## Objective
Below is a set of records; restate each one word for word.

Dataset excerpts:

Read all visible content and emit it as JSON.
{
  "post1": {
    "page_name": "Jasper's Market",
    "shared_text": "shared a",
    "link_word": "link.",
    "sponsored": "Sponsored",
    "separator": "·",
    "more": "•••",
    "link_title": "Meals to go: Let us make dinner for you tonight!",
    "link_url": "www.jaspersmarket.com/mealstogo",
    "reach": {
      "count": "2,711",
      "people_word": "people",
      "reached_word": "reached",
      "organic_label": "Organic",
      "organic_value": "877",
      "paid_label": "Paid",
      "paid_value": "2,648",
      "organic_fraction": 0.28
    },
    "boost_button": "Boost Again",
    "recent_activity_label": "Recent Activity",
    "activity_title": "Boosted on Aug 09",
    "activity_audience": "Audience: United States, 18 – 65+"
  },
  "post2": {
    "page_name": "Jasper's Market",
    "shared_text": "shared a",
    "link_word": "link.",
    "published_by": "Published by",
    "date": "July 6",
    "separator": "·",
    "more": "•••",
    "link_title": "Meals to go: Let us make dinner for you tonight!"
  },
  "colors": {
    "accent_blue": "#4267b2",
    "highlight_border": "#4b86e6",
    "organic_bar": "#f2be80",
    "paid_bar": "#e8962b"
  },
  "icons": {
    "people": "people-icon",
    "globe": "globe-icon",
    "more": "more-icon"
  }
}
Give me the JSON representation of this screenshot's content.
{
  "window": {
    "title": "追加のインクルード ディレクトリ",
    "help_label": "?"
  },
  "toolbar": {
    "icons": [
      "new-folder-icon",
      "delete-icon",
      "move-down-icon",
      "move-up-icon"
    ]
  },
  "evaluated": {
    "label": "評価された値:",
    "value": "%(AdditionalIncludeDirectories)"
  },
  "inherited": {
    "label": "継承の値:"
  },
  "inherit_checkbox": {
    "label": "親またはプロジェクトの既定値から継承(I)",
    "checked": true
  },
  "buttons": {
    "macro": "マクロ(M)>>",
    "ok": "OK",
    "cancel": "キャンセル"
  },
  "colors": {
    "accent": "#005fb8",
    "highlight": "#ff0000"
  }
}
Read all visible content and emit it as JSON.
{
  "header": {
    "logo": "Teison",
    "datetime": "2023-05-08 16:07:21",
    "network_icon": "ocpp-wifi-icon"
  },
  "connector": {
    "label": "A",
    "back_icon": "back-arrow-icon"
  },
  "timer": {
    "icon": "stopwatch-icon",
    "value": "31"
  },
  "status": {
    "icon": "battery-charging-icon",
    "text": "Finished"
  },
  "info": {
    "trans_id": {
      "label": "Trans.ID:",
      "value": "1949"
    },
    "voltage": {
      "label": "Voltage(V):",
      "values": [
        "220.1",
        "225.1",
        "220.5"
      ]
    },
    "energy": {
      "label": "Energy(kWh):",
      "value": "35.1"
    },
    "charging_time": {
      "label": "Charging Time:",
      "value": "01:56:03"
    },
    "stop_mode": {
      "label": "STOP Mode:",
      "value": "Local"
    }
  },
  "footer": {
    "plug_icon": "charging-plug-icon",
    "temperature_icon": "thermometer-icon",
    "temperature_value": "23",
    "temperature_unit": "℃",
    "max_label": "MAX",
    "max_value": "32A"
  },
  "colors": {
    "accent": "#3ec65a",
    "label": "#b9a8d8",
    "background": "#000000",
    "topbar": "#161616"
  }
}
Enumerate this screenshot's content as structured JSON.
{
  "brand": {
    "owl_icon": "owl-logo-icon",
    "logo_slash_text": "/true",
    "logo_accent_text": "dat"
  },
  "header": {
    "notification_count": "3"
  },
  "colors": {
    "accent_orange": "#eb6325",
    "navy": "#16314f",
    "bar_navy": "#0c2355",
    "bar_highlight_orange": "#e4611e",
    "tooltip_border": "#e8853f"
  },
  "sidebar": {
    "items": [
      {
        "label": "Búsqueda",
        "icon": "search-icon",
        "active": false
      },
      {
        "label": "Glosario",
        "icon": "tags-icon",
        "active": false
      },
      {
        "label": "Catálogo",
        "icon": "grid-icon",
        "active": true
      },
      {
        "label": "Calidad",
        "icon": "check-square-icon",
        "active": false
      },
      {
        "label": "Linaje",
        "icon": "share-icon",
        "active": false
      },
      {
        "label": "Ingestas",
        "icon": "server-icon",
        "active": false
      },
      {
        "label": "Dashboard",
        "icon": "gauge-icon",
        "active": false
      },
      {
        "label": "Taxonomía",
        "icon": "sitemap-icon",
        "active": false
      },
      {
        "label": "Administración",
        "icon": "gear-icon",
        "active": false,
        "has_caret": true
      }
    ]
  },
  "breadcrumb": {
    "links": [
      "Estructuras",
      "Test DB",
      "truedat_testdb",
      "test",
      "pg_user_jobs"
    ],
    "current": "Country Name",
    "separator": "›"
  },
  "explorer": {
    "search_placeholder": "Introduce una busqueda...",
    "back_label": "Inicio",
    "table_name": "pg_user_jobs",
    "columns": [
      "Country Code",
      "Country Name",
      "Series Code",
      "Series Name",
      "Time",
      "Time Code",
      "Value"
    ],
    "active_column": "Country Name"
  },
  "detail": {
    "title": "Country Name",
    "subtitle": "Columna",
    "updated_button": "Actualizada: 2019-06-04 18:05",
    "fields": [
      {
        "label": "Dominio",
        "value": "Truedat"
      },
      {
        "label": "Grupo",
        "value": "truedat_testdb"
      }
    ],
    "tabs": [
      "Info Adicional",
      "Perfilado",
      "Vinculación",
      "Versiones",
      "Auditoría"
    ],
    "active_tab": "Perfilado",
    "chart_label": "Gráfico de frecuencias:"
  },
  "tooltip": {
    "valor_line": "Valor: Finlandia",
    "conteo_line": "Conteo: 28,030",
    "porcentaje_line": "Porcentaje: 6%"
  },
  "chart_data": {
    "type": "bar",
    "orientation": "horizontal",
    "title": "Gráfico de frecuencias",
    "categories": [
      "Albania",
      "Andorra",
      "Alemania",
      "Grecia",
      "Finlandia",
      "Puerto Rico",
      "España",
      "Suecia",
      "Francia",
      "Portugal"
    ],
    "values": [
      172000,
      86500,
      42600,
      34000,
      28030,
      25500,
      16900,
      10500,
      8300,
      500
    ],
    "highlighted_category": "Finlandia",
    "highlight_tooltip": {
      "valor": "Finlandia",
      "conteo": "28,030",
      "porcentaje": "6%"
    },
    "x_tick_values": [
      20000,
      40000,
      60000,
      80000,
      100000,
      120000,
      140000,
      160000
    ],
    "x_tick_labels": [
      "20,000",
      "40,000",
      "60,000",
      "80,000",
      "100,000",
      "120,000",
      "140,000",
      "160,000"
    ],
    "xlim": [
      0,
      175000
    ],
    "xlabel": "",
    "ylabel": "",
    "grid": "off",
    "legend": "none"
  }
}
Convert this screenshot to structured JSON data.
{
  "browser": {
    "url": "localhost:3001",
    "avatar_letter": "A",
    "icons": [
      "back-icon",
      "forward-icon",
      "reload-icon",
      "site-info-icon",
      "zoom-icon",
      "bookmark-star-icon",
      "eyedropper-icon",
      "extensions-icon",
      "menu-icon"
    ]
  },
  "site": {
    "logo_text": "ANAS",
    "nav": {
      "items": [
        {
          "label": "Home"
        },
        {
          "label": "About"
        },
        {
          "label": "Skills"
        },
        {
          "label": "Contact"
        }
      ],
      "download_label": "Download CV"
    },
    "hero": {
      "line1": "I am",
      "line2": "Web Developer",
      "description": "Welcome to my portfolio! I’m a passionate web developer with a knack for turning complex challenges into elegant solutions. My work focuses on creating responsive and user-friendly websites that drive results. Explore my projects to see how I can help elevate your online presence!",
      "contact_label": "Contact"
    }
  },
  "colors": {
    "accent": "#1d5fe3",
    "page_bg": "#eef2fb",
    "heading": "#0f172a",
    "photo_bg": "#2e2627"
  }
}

## Problem solution
Read all visible content and emit it as JSON.
{
  "post1": {
    "page_name": "Jasper's Market",
    "shared_text": "shared a",
    "link_word": "link.",
    "sponsored": "Sponsored",
    "separator": "·",
    "more": "•••",
    "link_title": "Meals to go: Let us make dinner for you tonight!",
    "link_url": "www.jaspersmarket.com/mealstogo",
    "reach": {
      "count": "2,711",
      "people_word": "people",
      "reached_word": "reached",
      "organic_label": "Organic",
      "organic_value": "877",
      "paid_label": "Paid",
      "paid_value": "2,648",
      "organic_fraction": 0.28
    },
    "boost_button": "Boost Again",
    "recent_activity_label": "Recent Activity",
    "activity_title": "Boosted on Aug 09",
    "activity_audience": "Audience: United States, 18 – 65+"
  },
  "post2": {
    "page_name": "Jasper's Market",
    "shared_text": "shared a",
    "link_word": "link.",
    "published_by": "Published by",
    "date": "July 6",
    "separator": "·",
    "more": "•••",
    "link_title": "Meals to go: Let us make dinner for you tonight!"
  },
  "colors": {
    "accent_blue": "#4267b2",
    "highlight_border": "#4b86e6",
    "organic_bar": "#f2be80",
    "paid_bar": "#e8962b"
  },
  "icons": {
    "people": "people-icon",
    "globe": "globe-icon",
    "more": "more-icon"
  }
}
Give me the JSON representation of this screenshot's content.
{
  "window": {
    "title": "追加のインクルード ディレクトリ",
    "help_label": "?"
  },
  "toolbar": {
    "icons": [
      "new-folder-icon",
      "delete-icon",
      "move-down-icon",
      "move-up-icon"
    ]
  },
  "evaluated": {
    "label": "評価された値:",
    "value": "%(AdditionalIncludeDirectories)"
  },
  "inherited": {
    "label": "継承の値:"
  },
  "inherit_checkbox": {
    "label": "親またはプロジェクトの既定値から継承(I)",
    "checked": true
  },
  "buttons": {
    "macro": "マクロ(M)>>",
    "ok": "OK",
    "cancel": "キャンセル"
  },
  "colors": {
    "accent": "#005fb8",
    "highlight": "#ff0000"
  }
}
Read all visible content and emit it as JSON.
{
  "header": {
    "logo": "Teison",
    "datetime": "2023-05-08 16:07:21",
    "network_icon": "ocpp-wifi-icon"
  },
  "connector": {
    "label": "A",
    "back_icon": "back-arrow-icon"
  },
  "timer": {
    "icon": "stopwatch-icon",
    "value": "31"
  },
  "status": {
    "icon": "battery-charging-icon",
    "text": "Finished"
  },
  "info": {
    "trans_id": {
      "label": "Trans.ID:",
      "value": "1949"
    },
    "voltage": {
      "label": "Voltage(V):",
      "values": [
        "220.1",
        "225.1",
        "220.5"
      ]
    },
    "energy": {
      "label": "Energy(kWh):",
      "value": "35.1"
    },
    "charging_time": {
      "label": "Charging Time:",
      "value": "01:56:03"
    },
    "stop_mode": {
      "label": "STOP Mode:",
      "value": "Local"
    }
  },
  "footer": {
    "plug_icon": "charging-plug-icon",
    "temperature_icon": "thermometer-icon",
    "temperature_value": "23",
    "temperature_unit": "℃",
    "max_label": "MAX",
    "max_value": "32A"
  },
  "colors": {
    "accent": "#3ec65a",
    "label": "#b9a8d8",
    "background": "#000000",
    "topbar": "#161616"
  }
}
Enumerate this screenshot's content as structured JSON.
{
  "brand": {
    "owl_icon": "owl-logo-icon",
    "logo_slash_text": "/true",
    "logo_accent_text": "dat"
  },
  "header": {
    "notification_count": "3"
  },
  "colors": {
    "accent_orange": "#eb6325",
    "navy": "#16314f",
    "bar_navy": "#0c2355",
    "bar_highlight_orange": "#e4611e",
    "tooltip_border": "#e8853f"
  },
  "sidebar": {
    "items": [
      {
        "label": "Búsqueda",
        "icon": "search-icon",
        "active": false
      },
      {
        "label": "Glosario",
        "icon": "tags-icon",
        "active": false
      },
      {
        "label": "Catálogo",
        "icon": "grid-icon",
        "active": true
      },
      {
        "label": "Calidad",
        "icon": "check-square-icon",
        "active": false
      },
      {
        "label": "Linaje",
        "icon": "share-icon",
        "active": false
      },
      {
        "label": "Ingestas",
        "icon": "server-icon",
        "active": false
      },
      {
        "label": "Dashboard",
        "icon": "gauge-icon",
        "active": false
      },
      {
        "label": "Taxonomía",
        "icon": "sitemap-icon",
        "active": false
      },
      {
        "label": "Administración",
        "icon": "gear-icon",
        "active": false,
        "has_caret": true
      }
    ]
  },
  "breadcrumb": {
    "links": [
      "Estructuras",
      "Test DB",
      "truedat_testdb",
      "test",
      "pg_user_jobs"
    ],
    "current": "Country Name",
    "separator": "›"
  },
  "explorer": {
    "search_placeholder": "Introduce una busqueda...",
    "back_label": "Inicio",
    "table_name": "pg_user_jobs",
    "columns": [
      "Country Code",
      "Country Name",
      "Series Code",
      "Series Name",
      "Time",
      "Time Code",
      "Value"
    ],
    "active_column": "Country Name"
  },
  "detail": {
    "title": "Country Name",
    "subtitle": "Columna",
    "updated_button": "Actualizada: 2019-06-04 18:05",
    "fields": [
      {
        "label": "Dominio",
        "value": "Truedat"
      },
      {
        "label": "Grupo",
        "value": "truedat_testdb"
      }
    ],
    "tabs": [
      "Info Adicional",
      "Perfilado",
      "Vinculación",
      "Versiones",
      "Auditoría"
    ],
    "active_tab": "Perfilado",
    "chart_label": "Gráfico de frecuencias:"
  },
  "tooltip": {
    "valor_line": "Valor: Finlandia",
    "conteo_line": "Conteo: 28,030",
    "porcentaje_line": "Porcentaje: 6%"
  },
  "chart_data": {
    "type": "bar",
    "orientation": "horizontal",
    "title": "Gráfico de frecuencias",
    "categories": [
      "Albania",
      "Andorra",
      "Alemania",
      "Grecia",
      "Finlandia",
      "Puerto Rico",
      "España",
      "Suecia",
      "Francia",
      "Portugal"
    ],
    "values": [
      172000,
      86500,
      42600,
      34000,
      28030,
      25500,
      16900,
      10500,
      8300,
      500
    ],
    "highlighted_category": "Finlandia",
    "highlight_tooltip": {
      "valor": "Finlandia",
      "conteo": "28,030",
      "porcentaje": "6%"
    },
    "x_tick_values": [
      20000,
      40000,
      60000,
      80000,
      100000,
      120000,
      140000,
      160000
    ],
    "x_tick_labels": [
      "20,000",
      "40,000",
      "60,000",
      "80,000",
      "100,000",
      "120,000",
      "140,000",
      "160,000"
    ],
    "xlim": [
      0,
      175000
    ],
    "xlabel": "",
    "ylabel": "",
    "grid": "off",
    "legend": "none"
  }
}
Convert this screenshot to structured JSON data.
{
  "browser": {
    "url": "localhost:3001",
    "avatar_letter": "A",
    "icons": [
      "back-icon",
      "forward-icon",
      "reload-icon",
      "site-info-icon",
      "zoom-icon",
      "bookmark-star-icon",
      "eyedropper-icon",
      "extensions-icon",
      "menu-icon"
    ]
  },
  "site": {
    "logo_text": "ANAS",
    "nav": {
      "items": [
        {
          "label": "Home"
        },
        {
          "label": "About"
        },
        {
          "label": "Skills"
        },
        {
          "label": "Contact"
        }
      ],
      "download_label": "Download CV"
    },
    "hero": {
      "line1": "I am",
      "line2": "Web Developer",
      "description": "Welcome to my portfolio! I’m a passionate web developer with a knack for turning complex challenges into elegant solutions. My work focuses on creating responsive and user-friendly websites that drive results. Explore my projects to see how I can help elevate your online presence!",
      "contact_label": "Contact"
    }
  },
  "colors": {
    "accent": "#1d5fe3",
    "page_bg": "#eef2fb",
    "heading": "#0f172a",
    "photo_bg": "#2e2627"
  }
}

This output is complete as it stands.